___ MATERIAL FOR THIS EXERCISE

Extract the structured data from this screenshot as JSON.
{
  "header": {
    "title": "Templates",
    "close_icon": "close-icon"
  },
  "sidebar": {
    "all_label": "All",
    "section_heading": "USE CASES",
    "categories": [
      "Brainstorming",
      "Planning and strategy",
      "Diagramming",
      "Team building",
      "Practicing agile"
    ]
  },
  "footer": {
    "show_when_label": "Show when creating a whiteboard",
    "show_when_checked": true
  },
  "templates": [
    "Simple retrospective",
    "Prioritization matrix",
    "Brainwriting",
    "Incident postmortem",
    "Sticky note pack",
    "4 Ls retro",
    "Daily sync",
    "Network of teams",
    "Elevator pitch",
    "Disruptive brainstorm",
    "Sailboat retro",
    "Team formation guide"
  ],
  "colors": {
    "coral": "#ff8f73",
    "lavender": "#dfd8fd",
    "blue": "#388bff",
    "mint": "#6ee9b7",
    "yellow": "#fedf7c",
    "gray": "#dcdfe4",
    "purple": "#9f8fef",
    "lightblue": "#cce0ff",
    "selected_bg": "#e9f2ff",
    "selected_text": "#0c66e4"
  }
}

______
___ MATERIAL FOR THIS EXERCISE

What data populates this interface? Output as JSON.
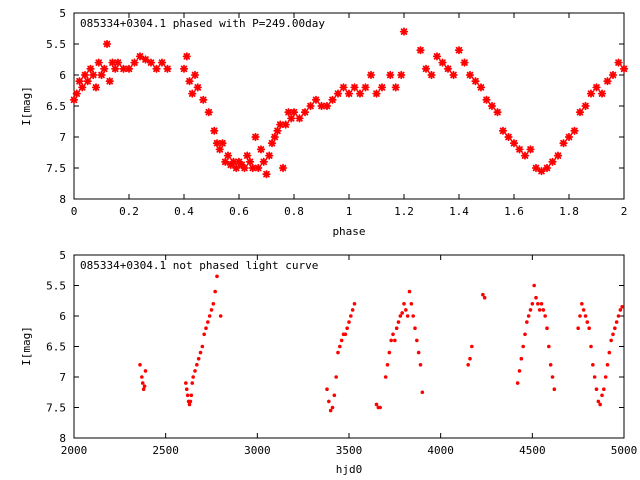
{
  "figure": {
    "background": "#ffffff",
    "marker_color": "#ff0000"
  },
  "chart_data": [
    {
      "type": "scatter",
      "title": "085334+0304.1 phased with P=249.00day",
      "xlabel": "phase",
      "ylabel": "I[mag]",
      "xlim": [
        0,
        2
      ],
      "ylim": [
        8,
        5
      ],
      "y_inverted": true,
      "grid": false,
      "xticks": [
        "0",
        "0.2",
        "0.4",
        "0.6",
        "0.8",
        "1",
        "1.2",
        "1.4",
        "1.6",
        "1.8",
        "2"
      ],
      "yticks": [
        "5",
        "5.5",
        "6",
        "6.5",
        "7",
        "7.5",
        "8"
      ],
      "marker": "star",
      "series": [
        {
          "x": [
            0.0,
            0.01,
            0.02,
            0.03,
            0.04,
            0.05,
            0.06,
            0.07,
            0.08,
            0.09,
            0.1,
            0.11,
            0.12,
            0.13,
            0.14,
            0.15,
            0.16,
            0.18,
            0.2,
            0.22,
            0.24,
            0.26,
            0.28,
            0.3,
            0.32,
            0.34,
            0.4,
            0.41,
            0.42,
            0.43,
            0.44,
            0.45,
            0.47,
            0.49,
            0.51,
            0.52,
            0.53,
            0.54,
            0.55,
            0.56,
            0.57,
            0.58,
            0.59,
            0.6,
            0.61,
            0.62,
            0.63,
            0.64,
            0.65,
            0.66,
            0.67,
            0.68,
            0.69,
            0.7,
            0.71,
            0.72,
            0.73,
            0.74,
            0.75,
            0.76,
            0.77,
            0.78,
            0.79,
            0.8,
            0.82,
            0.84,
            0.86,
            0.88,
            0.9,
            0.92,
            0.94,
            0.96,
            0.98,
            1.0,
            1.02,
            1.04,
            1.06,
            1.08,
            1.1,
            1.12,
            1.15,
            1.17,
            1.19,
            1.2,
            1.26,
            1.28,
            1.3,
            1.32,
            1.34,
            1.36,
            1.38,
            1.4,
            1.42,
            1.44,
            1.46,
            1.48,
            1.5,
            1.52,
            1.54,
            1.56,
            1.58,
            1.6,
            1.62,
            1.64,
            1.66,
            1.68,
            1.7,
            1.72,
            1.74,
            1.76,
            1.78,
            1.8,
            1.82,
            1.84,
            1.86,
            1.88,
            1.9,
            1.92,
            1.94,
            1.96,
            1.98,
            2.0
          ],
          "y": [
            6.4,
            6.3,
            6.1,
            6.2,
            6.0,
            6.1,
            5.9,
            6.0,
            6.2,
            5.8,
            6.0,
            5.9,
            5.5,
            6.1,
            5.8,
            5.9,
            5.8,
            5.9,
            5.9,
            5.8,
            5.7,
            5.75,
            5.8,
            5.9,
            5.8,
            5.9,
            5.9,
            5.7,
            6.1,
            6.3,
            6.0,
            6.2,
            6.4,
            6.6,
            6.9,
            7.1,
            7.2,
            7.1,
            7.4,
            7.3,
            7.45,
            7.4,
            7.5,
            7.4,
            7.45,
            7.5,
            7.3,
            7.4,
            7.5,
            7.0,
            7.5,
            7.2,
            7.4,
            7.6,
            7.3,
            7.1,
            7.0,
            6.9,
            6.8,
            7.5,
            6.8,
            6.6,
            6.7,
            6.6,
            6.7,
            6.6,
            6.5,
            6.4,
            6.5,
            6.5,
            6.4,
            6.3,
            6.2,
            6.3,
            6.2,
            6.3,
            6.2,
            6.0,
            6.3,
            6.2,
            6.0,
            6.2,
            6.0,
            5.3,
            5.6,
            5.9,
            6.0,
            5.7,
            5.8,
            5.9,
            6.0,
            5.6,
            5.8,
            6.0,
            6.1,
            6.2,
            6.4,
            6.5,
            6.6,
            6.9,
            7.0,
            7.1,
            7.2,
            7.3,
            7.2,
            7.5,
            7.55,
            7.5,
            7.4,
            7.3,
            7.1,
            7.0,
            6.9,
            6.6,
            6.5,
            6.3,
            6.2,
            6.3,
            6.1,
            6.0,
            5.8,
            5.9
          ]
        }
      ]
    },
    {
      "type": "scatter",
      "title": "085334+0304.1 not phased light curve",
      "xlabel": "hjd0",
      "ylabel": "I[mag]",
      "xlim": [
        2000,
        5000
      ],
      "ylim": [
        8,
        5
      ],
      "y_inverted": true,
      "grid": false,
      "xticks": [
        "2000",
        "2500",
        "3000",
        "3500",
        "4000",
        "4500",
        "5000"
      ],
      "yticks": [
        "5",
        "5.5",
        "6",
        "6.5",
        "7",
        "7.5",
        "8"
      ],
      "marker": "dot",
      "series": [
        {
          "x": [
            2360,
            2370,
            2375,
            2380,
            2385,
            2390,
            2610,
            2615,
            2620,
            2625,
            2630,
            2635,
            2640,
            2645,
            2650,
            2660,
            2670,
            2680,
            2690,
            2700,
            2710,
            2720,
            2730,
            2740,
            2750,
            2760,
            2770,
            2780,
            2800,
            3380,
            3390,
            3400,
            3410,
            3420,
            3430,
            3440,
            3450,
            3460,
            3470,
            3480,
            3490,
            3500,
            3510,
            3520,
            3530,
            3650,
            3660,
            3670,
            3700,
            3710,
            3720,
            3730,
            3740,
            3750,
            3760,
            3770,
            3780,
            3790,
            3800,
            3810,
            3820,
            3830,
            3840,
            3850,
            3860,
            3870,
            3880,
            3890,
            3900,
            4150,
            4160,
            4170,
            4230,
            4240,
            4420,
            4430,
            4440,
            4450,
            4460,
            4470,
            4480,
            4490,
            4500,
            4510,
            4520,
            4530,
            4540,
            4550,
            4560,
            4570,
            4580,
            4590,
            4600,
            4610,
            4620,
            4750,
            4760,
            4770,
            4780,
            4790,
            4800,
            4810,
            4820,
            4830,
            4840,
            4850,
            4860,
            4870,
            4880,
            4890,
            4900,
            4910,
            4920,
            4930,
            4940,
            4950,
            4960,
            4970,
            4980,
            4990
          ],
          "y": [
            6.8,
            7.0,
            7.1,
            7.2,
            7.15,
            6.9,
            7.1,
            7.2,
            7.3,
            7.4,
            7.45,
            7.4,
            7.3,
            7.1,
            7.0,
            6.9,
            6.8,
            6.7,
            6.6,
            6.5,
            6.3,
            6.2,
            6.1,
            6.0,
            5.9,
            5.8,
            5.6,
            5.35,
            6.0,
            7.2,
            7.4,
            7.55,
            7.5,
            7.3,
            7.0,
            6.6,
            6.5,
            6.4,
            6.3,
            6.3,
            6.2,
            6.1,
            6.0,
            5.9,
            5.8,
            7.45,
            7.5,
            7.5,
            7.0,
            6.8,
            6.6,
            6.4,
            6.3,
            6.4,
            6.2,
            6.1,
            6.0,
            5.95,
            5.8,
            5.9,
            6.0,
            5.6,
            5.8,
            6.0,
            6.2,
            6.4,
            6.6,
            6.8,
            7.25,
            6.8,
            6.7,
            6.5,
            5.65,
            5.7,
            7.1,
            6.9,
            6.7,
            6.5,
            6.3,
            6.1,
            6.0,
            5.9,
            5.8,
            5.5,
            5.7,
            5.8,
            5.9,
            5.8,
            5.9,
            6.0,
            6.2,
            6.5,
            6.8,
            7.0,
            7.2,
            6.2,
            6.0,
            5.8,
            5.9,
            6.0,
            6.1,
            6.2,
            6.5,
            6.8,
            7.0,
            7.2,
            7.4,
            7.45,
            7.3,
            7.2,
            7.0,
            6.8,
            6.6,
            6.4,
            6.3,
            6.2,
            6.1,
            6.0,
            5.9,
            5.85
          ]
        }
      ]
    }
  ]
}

______
___ MATERIAL FOR THIS EXERCISE

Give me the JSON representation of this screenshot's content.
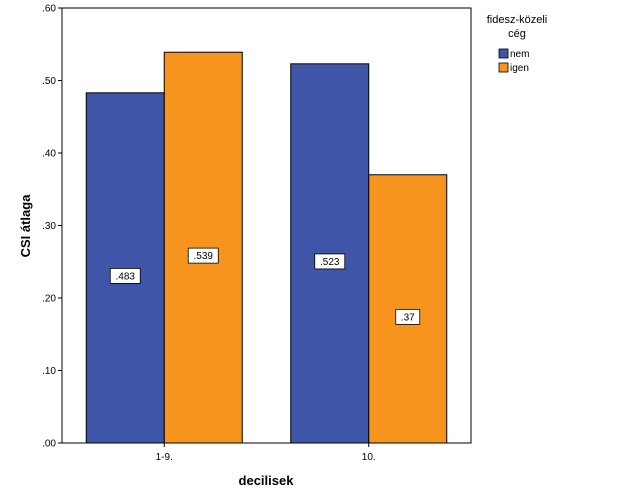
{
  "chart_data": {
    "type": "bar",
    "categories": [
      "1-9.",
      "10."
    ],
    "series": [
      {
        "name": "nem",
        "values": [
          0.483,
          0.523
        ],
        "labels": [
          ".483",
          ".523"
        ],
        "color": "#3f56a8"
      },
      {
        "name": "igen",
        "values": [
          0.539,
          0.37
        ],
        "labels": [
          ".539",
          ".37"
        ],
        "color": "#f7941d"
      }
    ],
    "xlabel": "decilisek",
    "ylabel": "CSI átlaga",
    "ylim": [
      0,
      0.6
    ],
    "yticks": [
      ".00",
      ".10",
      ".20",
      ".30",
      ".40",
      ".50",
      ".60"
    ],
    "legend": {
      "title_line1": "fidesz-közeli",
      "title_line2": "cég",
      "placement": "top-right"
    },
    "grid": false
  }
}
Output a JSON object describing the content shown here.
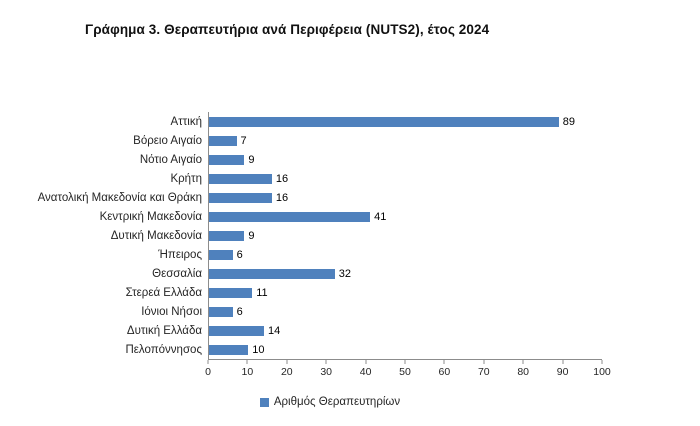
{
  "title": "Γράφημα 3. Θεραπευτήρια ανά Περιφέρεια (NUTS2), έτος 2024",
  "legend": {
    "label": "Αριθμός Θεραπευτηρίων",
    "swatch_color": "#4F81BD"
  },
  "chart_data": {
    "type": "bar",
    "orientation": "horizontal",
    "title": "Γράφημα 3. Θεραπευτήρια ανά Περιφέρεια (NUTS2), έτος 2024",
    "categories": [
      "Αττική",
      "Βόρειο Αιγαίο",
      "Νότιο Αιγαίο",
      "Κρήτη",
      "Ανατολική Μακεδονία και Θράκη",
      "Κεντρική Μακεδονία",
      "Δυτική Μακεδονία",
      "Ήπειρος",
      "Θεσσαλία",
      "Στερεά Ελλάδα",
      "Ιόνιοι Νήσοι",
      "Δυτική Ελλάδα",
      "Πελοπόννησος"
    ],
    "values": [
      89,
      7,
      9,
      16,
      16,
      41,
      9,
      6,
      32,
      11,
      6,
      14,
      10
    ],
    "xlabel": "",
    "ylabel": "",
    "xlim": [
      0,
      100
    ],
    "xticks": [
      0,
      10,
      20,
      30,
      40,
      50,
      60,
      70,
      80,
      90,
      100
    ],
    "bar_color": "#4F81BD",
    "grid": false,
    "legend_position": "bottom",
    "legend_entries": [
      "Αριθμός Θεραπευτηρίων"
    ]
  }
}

______

- **WHAT YOU ARE ASKED TO DO**: Count each line where the string "Περιφέρεια" occurs, and write only the number.

- **THE RESULT**: 2